**Short problem**
Look through the listing below and report how many lines contain "values", as a bare number.

**Input records**
>> BEGIN

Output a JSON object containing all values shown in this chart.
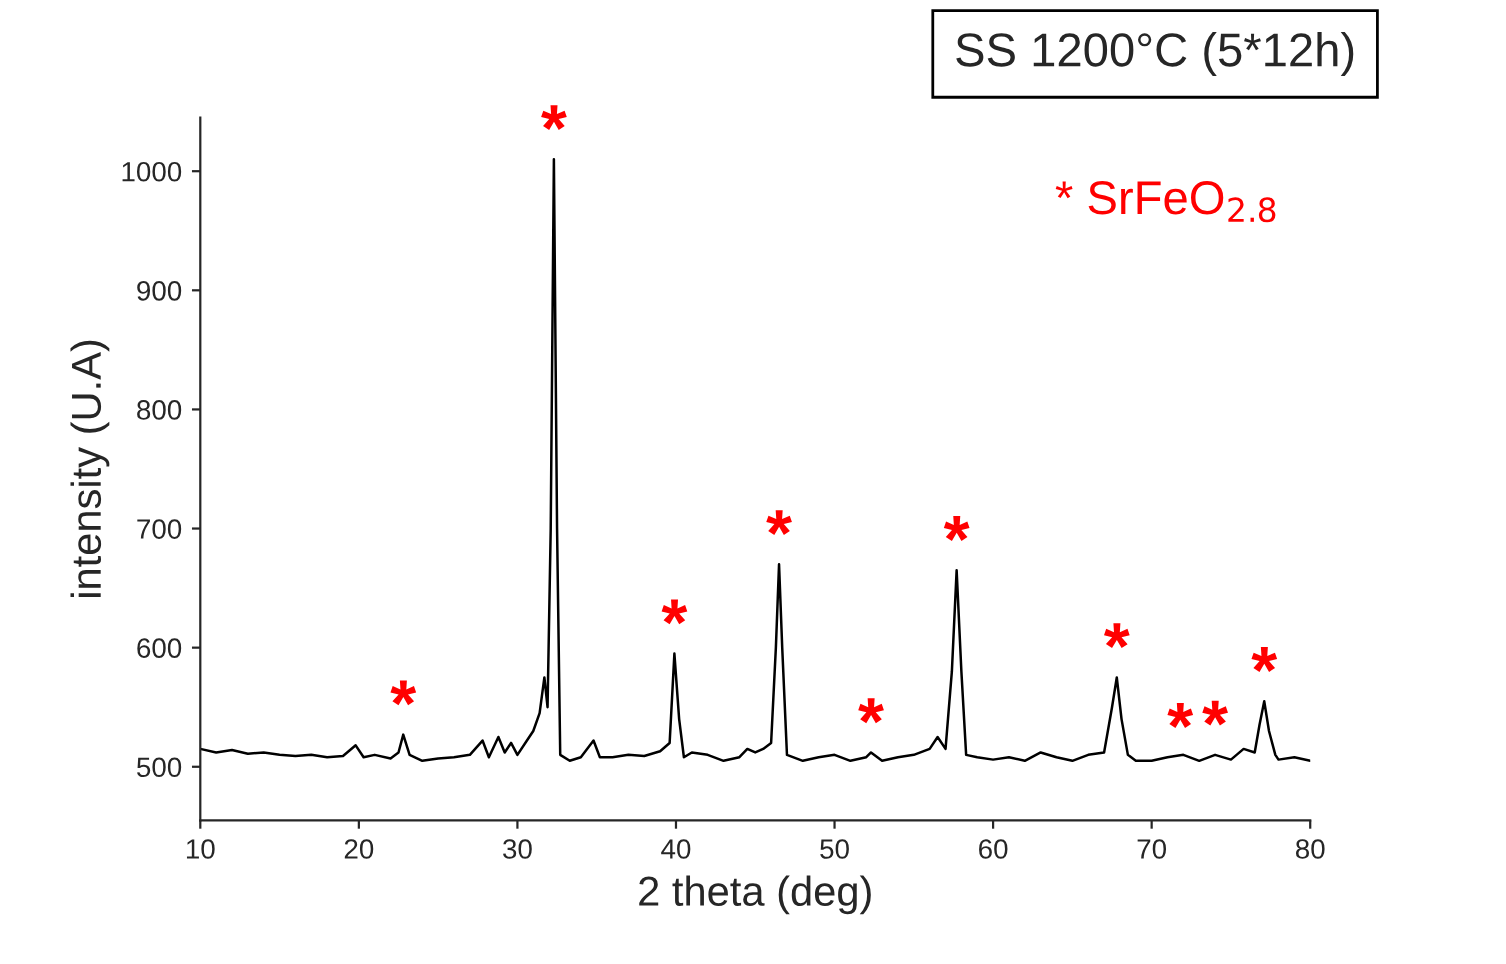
{
  "chart_data": {
    "type": "line",
    "title": "SS 1200°C (5*12h)",
    "xlabel": "2 theta (deg)",
    "ylabel": "intensity (U.A)",
    "x": [
      10,
      11,
      12,
      13,
      14,
      15,
      16,
      17,
      18,
      19,
      19.8,
      20.3,
      21,
      22,
      22.5,
      22.8,
      23.2,
      24,
      25,
      26,
      27,
      27.8,
      28.2,
      28.8,
      29.2,
      29.6,
      30,
      30.6,
      31,
      31.4,
      31.7,
      31.9,
      32.1,
      32.3,
      32.5,
      32.7,
      33.3,
      34,
      34.8,
      35.2,
      36,
      37,
      38,
      39,
      39.6,
      39.9,
      40.2,
      40.5,
      41,
      42,
      43,
      44,
      44.5,
      45,
      45.5,
      46,
      46.3,
      46.5,
      46.7,
      47,
      48,
      49,
      50,
      51,
      52,
      52.3,
      53,
      54,
      55,
      56,
      56.5,
      57,
      57.4,
      57.7,
      58,
      58.3,
      59,
      60,
      61,
      62,
      63,
      64,
      65,
      66,
      67,
      67.5,
      67.8,
      68.1,
      68.5,
      69,
      70,
      71,
      72,
      73,
      74,
      75,
      75.8,
      76.5,
      76.8,
      77.1,
      77.4,
      77.8,
      78,
      79,
      80
    ],
    "series": [
      {
        "color": "#000000",
        "values": [
          515,
          512,
          514,
          511,
          512,
          510,
          509,
          510,
          508,
          509,
          518,
          508,
          510,
          507,
          512,
          527,
          510,
          505,
          507,
          508,
          510,
          522,
          508,
          525,
          512,
          520,
          510,
          522,
          530,
          545,
          575,
          550,
          700,
          1010,
          700,
          510,
          505,
          508,
          522,
          508,
          508,
          510,
          509,
          513,
          520,
          595,
          540,
          508,
          512,
          510,
          505,
          508,
          515,
          512,
          515,
          520,
          600,
          670,
          600,
          510,
          505,
          508,
          510,
          505,
          508,
          512,
          505,
          508,
          510,
          515,
          525,
          515,
          580,
          665,
          580,
          510,
          508,
          506,
          508,
          505,
          512,
          508,
          505,
          510,
          512,
          550,
          575,
          540,
          510,
          505,
          505,
          508,
          510,
          505,
          510,
          506,
          515,
          512,
          535,
          555,
          530,
          510,
          506,
          508,
          505
        ]
      }
    ],
    "xlim": [
      10,
      80
    ],
    "ylim": [
      455,
      1045
    ],
    "xticks": [
      10,
      20,
      30,
      40,
      50,
      60,
      70,
      80
    ],
    "yticks": [
      500,
      600,
      700,
      800,
      900,
      1000
    ],
    "grid": false,
    "line_style": "solid",
    "marker": "none",
    "annotations": [
      "* SrFeO$_{2.8}$",
      {
        "text": "*",
        "x": 22.8,
        "y": 527
      },
      {
        "text": "*",
        "x": 32.3,
        "y": 1010
      },
      {
        "text": "*",
        "x": 39.9,
        "y": 595
      },
      {
        "text": "*",
        "x": 46.5,
        "y": 670
      },
      {
        "text": "*",
        "x": 52.3,
        "y": 512
      },
      {
        "text": "*",
        "x": 57.7,
        "y": 665
      },
      {
        "text": "*",
        "x": 67.8,
        "y": 575
      },
      {
        "text": "*",
        "x": 71.8,
        "y": 508
      },
      {
        "text": "*",
        "x": 74,
        "y": 510
      },
      {
        "text": "*",
        "x": 77.1,
        "y": 555
      }
    ]
  }
}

>> END

**Result below**
2